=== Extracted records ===
>>>
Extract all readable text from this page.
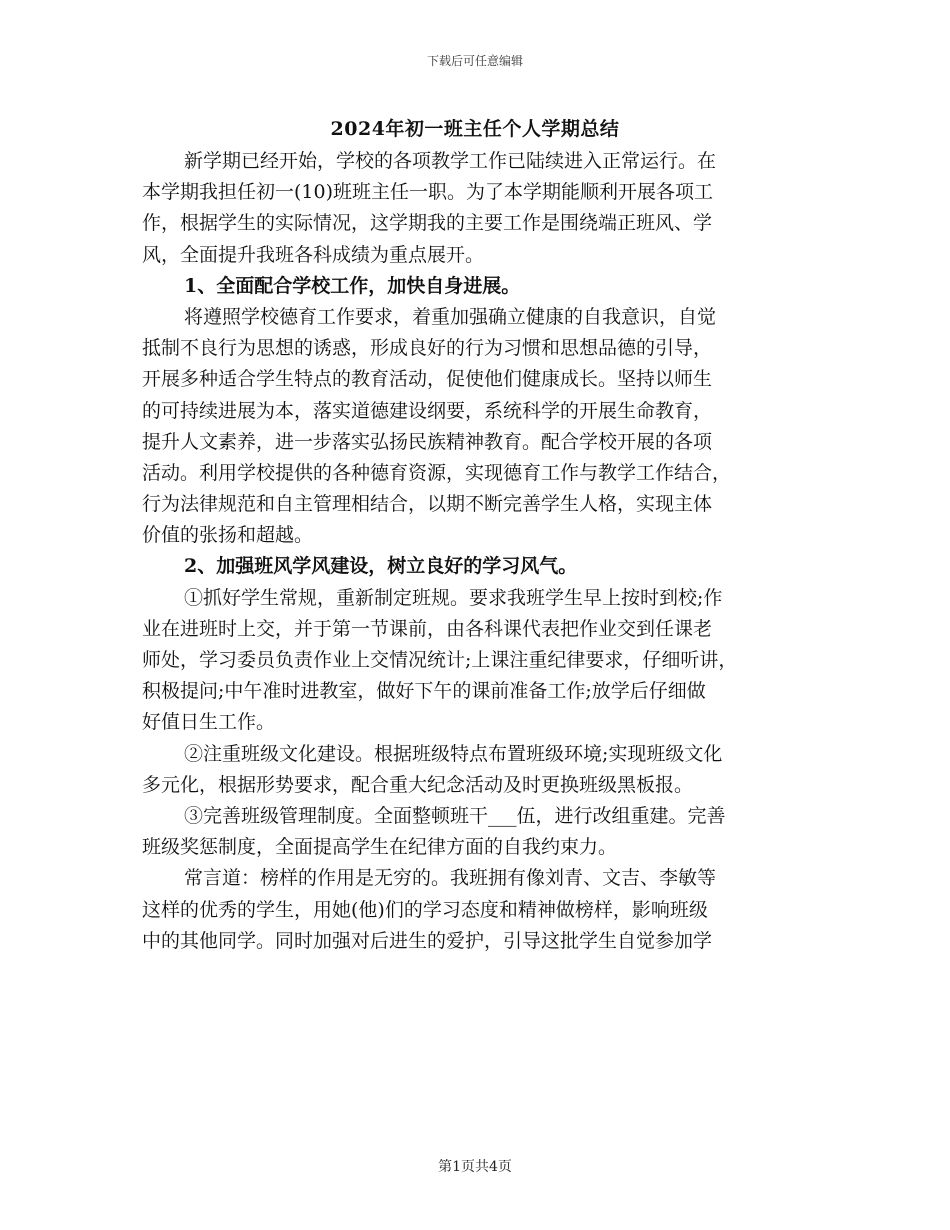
下载后可任意编辑
2024年初一班主任个人学期总结
新学期已经开始，学校的各项教学工作已陆续进入正常运行。在
本学期我担任初一(10)班班主任一职。为了本学期能顺利开展各项工
作，根据学生的实际情况，这学期我的主要工作是围绕端正班风、学
风，全面提升我班各科成绩为重点展开。
1、全面配合学校工作，加快自身进展。
将遵照学校德育工作要求，着重加强确立健康的自我意识，自觉
抵制不良行为思想的诱惑，形成良好的行为习惯和思想品德的引导，
开展多种适合学生特点的教育活动，促使他们健康成长。坚持以师生
的可持续进展为本，落实道德建设纲要，系统科学的开展生命教育，
提升人文素养，进一步落实弘扬民族精神教育。配合学校开展的各项
活动。利用学校提供的各种德育资源，实现德育工作与教学工作结合，
行为法律规范和自主管理相结合，以期不断完善学生人格，实现主体
价值的张扬和超越。
2、加强班风学风建设，树立良好的学习风气。
①抓好学生常规，重新制定班规。要求我班学生早上按时到校;作
业在进班时上交，并于第一节课前，由各科课代表把作业交到任课老
师处，学习委员负责作业上交情况统计;上课注重纪律要求，仔细听讲，
积极提问;中午准时进教室，做好下午的课前准备工作;放学后仔细做
好值日生工作。
②注重班级文化建设。根据班级特点布置班级环境;实现班级文化
多元化，根据形势要求，配合重大纪念活动及时更换班级黑板报。
③完善班级管理制度。全面整顿班干___伍，进行改组重建。完善
班级奖惩制度，全面提高学生在纪律方面的自我约束力。
常言道：榜样的作用是无穷的。我班拥有像刘青、文吉、李敏等
这样的优秀的学生，用她(他)们的学习态度和精神做榜样，影响班级
中的其他同学。同时加强对后进生的爱护，引导这批学生自觉参加学
第1页共4页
<<<
=== Your goal ===
The records shown above are to be repeated exactly, with the pictures left out.

=== Task solution ===
Extract all readable text from this page.
下载后可任意编辑
2024年初一班主任个人学期总结
新学期已经开始，学校的各项教学工作已陆续进入正常运行。在
本学期我担任初一(10)班班主任一职。为了本学期能顺利开展各项工
作，根据学生的实际情况，这学期我的主要工作是围绕端正班风、学
风，全面提升我班各科成绩为重点展开。
1、全面配合学校工作，加快自身进展。
将遵照学校德育工作要求，着重加强确立健康的自我意识，自觉
抵制不良行为思想的诱惑，形成良好的行为习惯和思想品德的引导，
开展多种适合学生特点的教育活动，促使他们健康成长。坚持以师生
的可持续进展为本，落实道德建设纲要，系统科学的开展生命教育，
提升人文素养，进一步落实弘扬民族精神教育。配合学校开展的各项
活动。利用学校提供的各种德育资源，实现德育工作与教学工作结合，
行为法律规范和自主管理相结合，以期不断完善学生人格，实现主体
价值的张扬和超越。
2、加强班风学风建设，树立良好的学习风气。
①抓好学生常规，重新制定班规。要求我班学生早上按时到校;作
业在进班时上交，并于第一节课前，由各科课代表把作业交到任课老
师处，学习委员负责作业上交情况统计;上课注重纪律要求，仔细听讲，
积极提问;中午准时进教室，做好下午的课前准备工作;放学后仔细做
好值日生工作。
②注重班级文化建设。根据班级特点布置班级环境;实现班级文化
多元化，根据形势要求，配合重大纪念活动及时更换班级黑板报。
③完善班级管理制度。全面整顿班干___伍，进行改组重建。完善
班级奖惩制度，全面提高学生在纪律方面的自我约束力。
常言道：榜样的作用是无穷的。我班拥有像刘青、文吉、李敏等
这样的优秀的学生，用她(他)们的学习态度和精神做榜样，影响班级
中的其他同学。同时加强对后进生的爱护，引导这批学生自觉参加学
第1页共4页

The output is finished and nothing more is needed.